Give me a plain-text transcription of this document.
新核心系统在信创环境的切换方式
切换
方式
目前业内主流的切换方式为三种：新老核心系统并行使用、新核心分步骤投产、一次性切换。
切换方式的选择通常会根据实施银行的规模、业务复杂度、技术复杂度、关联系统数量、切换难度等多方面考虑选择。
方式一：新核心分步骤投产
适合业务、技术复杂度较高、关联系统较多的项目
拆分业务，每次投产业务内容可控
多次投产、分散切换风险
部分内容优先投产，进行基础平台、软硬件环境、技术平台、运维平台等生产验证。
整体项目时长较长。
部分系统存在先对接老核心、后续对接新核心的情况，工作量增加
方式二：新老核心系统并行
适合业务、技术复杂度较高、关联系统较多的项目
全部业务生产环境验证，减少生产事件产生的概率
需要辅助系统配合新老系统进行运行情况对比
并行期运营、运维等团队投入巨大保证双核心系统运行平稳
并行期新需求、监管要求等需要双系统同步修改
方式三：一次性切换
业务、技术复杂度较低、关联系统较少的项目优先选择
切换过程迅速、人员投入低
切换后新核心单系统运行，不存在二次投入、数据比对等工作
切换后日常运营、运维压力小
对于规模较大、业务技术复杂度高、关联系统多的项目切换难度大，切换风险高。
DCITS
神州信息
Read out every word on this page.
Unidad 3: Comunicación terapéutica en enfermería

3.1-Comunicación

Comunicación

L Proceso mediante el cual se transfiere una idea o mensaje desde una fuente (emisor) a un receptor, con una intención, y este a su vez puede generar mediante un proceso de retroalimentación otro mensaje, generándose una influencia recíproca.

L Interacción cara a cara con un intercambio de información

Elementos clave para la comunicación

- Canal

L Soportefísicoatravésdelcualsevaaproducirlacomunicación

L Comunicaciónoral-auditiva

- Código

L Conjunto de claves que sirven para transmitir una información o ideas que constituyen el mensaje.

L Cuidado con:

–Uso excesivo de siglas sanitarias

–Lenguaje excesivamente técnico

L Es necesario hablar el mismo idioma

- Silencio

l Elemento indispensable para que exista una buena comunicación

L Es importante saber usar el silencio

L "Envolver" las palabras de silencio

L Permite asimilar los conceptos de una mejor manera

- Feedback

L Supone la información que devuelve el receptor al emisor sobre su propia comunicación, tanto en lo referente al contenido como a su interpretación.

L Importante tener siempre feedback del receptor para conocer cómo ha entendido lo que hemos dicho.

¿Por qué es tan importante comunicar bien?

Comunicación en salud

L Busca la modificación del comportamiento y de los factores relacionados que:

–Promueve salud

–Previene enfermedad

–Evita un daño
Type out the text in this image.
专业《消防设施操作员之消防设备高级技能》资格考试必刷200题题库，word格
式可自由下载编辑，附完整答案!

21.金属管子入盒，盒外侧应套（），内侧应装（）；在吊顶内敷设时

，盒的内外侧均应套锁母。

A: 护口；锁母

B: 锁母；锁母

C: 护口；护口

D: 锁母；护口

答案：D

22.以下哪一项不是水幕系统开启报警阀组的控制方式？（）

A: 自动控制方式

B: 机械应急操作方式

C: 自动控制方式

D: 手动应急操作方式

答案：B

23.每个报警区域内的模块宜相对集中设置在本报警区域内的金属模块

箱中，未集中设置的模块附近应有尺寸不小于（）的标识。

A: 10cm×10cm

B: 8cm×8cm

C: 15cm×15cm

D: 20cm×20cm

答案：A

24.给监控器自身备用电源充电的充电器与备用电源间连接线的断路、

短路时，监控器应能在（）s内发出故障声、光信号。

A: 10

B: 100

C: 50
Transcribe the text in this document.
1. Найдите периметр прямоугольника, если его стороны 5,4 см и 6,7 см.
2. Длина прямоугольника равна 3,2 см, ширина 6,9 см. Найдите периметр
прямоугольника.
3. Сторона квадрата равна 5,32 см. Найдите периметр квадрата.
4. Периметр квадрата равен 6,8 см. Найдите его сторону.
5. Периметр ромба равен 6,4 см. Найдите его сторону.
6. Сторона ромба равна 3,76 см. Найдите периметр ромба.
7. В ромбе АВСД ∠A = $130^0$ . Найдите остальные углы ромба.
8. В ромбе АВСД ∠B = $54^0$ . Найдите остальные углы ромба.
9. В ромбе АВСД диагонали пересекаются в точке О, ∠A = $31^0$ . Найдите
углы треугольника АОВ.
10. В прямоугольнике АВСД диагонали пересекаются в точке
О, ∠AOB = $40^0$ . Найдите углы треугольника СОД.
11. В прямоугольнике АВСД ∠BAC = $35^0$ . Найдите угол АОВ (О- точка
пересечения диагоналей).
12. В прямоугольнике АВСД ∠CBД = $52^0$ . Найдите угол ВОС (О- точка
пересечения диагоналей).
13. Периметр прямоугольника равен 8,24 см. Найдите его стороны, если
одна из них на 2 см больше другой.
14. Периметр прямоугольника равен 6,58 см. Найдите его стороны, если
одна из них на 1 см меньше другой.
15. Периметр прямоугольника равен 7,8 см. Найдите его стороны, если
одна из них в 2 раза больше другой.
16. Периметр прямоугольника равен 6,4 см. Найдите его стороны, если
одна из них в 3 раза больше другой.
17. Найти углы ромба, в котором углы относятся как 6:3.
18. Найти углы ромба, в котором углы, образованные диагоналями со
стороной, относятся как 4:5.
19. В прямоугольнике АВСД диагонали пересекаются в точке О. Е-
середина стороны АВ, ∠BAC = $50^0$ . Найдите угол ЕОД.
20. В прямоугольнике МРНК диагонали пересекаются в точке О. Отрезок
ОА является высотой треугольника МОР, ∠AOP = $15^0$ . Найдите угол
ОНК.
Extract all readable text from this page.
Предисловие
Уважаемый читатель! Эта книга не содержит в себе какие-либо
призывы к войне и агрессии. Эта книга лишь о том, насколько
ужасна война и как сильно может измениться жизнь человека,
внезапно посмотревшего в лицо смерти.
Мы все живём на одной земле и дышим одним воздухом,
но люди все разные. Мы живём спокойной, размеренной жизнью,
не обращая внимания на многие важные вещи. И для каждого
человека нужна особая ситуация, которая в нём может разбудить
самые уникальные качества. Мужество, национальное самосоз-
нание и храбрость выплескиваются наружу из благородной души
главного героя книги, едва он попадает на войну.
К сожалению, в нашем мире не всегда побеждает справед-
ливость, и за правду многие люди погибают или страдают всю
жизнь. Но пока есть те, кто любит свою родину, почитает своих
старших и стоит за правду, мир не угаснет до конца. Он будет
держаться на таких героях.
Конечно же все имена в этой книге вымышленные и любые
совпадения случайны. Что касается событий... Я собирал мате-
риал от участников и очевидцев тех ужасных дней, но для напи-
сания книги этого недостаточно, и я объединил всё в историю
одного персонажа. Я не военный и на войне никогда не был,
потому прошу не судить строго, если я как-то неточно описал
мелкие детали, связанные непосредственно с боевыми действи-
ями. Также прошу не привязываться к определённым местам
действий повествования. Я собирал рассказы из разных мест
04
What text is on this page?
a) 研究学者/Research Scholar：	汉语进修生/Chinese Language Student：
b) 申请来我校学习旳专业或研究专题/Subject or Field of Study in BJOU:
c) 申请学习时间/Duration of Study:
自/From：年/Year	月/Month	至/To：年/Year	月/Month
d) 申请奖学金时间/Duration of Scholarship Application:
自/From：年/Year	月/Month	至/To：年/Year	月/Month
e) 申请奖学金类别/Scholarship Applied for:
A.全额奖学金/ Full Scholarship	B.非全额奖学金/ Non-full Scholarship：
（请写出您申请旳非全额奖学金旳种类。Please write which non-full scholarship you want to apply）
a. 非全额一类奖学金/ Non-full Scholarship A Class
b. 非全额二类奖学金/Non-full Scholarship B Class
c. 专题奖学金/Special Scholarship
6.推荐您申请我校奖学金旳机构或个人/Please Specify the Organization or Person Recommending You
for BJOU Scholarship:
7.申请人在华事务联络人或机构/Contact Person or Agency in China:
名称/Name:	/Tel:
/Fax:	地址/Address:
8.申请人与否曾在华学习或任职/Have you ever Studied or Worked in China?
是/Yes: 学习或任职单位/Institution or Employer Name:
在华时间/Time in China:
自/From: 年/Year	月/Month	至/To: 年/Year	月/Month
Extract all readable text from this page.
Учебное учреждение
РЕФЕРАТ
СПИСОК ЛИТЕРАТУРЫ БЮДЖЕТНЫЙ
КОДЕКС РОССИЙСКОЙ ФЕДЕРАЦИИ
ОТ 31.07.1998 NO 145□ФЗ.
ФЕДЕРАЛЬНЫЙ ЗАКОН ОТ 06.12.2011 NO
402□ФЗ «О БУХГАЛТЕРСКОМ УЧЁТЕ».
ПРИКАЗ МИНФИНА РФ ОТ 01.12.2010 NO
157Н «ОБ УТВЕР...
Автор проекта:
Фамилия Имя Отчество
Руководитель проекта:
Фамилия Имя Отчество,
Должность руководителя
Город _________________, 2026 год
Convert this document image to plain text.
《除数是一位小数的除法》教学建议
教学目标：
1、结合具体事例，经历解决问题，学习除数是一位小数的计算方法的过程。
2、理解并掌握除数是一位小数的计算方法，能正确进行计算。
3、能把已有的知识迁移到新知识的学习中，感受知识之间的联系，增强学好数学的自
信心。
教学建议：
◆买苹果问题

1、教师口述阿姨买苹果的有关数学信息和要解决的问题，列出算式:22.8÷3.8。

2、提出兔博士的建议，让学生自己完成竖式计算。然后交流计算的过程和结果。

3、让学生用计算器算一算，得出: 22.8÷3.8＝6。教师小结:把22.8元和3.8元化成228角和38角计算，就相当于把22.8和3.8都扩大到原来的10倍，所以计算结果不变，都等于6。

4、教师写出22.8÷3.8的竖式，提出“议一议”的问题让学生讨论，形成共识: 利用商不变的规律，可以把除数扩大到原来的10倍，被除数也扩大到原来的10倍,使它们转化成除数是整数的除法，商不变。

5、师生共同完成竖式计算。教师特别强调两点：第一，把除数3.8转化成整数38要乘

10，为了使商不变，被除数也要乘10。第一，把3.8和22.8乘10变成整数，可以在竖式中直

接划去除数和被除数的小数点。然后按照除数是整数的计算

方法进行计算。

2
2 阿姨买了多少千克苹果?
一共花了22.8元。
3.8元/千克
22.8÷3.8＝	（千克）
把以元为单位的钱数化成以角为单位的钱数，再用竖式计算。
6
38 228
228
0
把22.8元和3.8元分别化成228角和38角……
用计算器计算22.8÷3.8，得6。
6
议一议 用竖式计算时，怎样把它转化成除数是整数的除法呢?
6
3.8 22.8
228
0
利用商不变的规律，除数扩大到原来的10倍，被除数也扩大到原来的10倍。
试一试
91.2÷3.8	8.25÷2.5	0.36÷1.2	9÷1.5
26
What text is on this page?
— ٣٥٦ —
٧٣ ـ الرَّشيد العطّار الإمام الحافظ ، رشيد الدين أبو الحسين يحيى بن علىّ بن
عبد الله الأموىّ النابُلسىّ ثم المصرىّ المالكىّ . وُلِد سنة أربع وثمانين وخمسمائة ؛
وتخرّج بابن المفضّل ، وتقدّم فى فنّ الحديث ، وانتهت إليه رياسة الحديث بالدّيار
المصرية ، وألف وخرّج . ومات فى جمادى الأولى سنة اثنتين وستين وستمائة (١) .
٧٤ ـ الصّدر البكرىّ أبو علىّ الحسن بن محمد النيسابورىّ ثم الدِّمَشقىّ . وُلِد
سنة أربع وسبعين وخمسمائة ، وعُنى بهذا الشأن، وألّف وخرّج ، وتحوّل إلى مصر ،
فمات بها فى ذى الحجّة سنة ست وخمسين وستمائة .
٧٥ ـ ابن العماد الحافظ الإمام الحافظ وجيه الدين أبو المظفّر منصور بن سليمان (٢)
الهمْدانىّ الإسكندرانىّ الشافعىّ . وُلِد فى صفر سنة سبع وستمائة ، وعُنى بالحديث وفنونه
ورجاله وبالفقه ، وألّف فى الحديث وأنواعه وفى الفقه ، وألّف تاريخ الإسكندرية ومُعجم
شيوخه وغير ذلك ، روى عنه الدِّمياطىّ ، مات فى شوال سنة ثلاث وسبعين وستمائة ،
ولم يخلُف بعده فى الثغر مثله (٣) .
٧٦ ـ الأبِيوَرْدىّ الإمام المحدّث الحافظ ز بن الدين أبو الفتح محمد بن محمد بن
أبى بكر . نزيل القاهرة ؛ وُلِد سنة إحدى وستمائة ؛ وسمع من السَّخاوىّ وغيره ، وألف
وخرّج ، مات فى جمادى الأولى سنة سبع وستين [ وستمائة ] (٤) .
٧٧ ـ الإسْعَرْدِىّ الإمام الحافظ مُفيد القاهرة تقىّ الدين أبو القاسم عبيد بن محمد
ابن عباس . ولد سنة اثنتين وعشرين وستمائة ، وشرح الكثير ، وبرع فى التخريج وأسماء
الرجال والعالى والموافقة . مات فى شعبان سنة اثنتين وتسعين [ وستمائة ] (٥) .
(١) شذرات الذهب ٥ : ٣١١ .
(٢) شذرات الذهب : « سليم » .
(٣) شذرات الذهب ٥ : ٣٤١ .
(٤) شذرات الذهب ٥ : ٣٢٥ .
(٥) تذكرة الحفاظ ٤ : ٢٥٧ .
• • •
WHAT YOU ARE ASKED TO DO — Pick out lines containing the word "جمادى", each one as written.

REPLY —
المصرية ، وألف وخرّج . ومات فى جمادى الأولى سنة اثنتين وستين وستمائة (١) .
وخرّج ، مات فى جمادى الأولى سنة سبع وستين [ وستمائة ] (٤) .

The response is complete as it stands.